>> start DATASET RECORDS

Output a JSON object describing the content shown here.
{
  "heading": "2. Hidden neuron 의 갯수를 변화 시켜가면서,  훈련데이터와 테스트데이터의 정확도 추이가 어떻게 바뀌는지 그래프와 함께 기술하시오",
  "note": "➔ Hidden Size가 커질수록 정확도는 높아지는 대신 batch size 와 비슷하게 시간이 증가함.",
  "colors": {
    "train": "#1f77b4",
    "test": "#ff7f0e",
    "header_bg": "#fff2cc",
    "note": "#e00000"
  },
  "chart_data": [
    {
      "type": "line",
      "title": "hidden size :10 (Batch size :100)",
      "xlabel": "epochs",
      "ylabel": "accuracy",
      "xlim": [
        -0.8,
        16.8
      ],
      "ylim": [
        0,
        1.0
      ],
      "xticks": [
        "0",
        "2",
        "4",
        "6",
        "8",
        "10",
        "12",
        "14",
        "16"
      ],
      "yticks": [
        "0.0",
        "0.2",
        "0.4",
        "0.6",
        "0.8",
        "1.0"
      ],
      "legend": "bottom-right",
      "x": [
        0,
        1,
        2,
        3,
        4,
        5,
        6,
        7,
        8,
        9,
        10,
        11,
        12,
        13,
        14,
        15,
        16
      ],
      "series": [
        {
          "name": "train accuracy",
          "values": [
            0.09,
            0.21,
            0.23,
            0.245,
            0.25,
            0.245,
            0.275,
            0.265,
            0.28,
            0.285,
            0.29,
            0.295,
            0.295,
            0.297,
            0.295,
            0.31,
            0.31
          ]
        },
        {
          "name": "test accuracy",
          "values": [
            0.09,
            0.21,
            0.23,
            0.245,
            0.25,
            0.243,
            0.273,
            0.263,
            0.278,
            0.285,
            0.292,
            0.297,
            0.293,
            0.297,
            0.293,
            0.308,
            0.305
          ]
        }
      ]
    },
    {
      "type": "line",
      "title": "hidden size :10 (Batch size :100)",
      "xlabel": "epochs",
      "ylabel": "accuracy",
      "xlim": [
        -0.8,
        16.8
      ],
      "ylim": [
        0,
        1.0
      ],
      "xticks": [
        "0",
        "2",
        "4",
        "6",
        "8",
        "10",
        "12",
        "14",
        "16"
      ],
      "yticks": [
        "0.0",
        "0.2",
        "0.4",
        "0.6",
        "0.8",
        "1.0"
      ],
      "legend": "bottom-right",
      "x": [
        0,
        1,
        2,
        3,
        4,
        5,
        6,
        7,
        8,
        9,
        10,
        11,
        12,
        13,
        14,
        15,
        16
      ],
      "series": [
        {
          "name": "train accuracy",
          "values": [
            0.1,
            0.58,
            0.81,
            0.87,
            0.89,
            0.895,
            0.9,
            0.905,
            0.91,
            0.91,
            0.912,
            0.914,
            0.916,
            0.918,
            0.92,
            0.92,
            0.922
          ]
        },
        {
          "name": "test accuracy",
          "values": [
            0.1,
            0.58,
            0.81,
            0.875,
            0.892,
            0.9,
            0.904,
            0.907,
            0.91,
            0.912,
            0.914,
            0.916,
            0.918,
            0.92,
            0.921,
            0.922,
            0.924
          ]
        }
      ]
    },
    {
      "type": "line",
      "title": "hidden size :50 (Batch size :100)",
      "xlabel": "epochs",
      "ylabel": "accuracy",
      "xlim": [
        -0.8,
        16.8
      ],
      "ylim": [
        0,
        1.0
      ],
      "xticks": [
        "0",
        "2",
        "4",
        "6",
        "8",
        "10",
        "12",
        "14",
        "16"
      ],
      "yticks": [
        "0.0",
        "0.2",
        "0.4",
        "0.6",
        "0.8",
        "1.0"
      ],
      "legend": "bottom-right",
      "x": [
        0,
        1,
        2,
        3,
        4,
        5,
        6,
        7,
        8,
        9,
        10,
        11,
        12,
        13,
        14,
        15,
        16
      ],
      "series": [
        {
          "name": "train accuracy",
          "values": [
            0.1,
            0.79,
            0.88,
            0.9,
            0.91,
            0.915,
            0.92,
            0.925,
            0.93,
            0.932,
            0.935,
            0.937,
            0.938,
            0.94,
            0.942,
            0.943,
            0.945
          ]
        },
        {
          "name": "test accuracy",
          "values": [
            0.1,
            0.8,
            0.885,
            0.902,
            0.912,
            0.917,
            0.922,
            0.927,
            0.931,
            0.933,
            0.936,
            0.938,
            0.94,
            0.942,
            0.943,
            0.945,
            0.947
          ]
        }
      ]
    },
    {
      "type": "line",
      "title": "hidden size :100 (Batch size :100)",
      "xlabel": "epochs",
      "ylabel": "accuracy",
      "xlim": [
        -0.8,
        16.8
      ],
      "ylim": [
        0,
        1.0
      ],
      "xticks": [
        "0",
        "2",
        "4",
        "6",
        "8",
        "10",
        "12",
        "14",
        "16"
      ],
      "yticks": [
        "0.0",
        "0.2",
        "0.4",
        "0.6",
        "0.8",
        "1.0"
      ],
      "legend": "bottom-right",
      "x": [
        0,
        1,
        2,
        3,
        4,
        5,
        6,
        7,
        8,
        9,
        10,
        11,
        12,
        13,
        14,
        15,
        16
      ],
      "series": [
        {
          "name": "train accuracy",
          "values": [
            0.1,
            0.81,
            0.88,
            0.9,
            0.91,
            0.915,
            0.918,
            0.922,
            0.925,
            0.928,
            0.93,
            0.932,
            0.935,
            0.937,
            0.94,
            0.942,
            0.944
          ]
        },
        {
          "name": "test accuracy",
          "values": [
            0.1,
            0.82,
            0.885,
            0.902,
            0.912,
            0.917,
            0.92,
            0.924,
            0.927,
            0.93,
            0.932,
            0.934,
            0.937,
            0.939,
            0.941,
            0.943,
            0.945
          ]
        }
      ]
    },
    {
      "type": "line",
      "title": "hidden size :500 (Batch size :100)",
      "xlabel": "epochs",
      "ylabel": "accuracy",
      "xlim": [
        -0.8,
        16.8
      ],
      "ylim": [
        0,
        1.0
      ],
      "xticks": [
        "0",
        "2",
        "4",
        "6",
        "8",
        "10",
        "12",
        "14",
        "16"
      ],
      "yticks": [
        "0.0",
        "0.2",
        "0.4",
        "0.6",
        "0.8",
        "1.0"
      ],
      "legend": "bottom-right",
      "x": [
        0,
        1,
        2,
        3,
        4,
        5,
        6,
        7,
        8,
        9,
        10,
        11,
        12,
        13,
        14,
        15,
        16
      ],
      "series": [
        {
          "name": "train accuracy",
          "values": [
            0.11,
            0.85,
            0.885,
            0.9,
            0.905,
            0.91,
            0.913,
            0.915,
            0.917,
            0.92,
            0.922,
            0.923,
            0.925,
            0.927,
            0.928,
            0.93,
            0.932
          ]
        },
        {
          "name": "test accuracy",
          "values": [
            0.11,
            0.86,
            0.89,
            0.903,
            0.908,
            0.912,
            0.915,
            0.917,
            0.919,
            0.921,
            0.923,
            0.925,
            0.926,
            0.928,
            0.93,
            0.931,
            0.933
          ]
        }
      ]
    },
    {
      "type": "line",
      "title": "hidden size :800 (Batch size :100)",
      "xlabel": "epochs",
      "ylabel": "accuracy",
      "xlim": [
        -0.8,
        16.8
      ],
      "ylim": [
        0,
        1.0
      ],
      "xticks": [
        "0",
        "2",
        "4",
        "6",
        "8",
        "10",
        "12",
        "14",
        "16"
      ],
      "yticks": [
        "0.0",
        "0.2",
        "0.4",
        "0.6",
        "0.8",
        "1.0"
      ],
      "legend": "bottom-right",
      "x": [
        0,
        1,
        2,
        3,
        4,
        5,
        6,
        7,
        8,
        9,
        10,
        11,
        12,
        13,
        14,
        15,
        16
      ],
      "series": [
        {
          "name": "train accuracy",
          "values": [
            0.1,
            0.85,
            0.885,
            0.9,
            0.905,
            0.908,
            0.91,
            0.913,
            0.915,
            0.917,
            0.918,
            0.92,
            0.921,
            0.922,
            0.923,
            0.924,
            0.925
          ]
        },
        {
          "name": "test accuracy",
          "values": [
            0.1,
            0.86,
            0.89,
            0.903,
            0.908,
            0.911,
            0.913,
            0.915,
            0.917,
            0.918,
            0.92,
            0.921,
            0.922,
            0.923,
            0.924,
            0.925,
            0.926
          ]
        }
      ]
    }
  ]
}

>> end DATASET RECORDS

GIVEN EXERCISE.
Every line above that contains the word "size" should be reported.

TASK ANSWER.
  "note": "➔ Hidden Size가 커질수록 정확도는 높아지는 대신 batch size 와 비슷하게 시간이 증가함.",
      "title": "hidden size :10 (Batch size :100)",
      "title": "hidden size :10 (Batch size :100)",
      "title": "hidden size :50 (Batch size :100)",
      "title": "hidden size :100 (Batch size :100)",
      "title": "hidden size :500 (Batch size :100)",
      "title": "hidden size :800 (Batch size :100)",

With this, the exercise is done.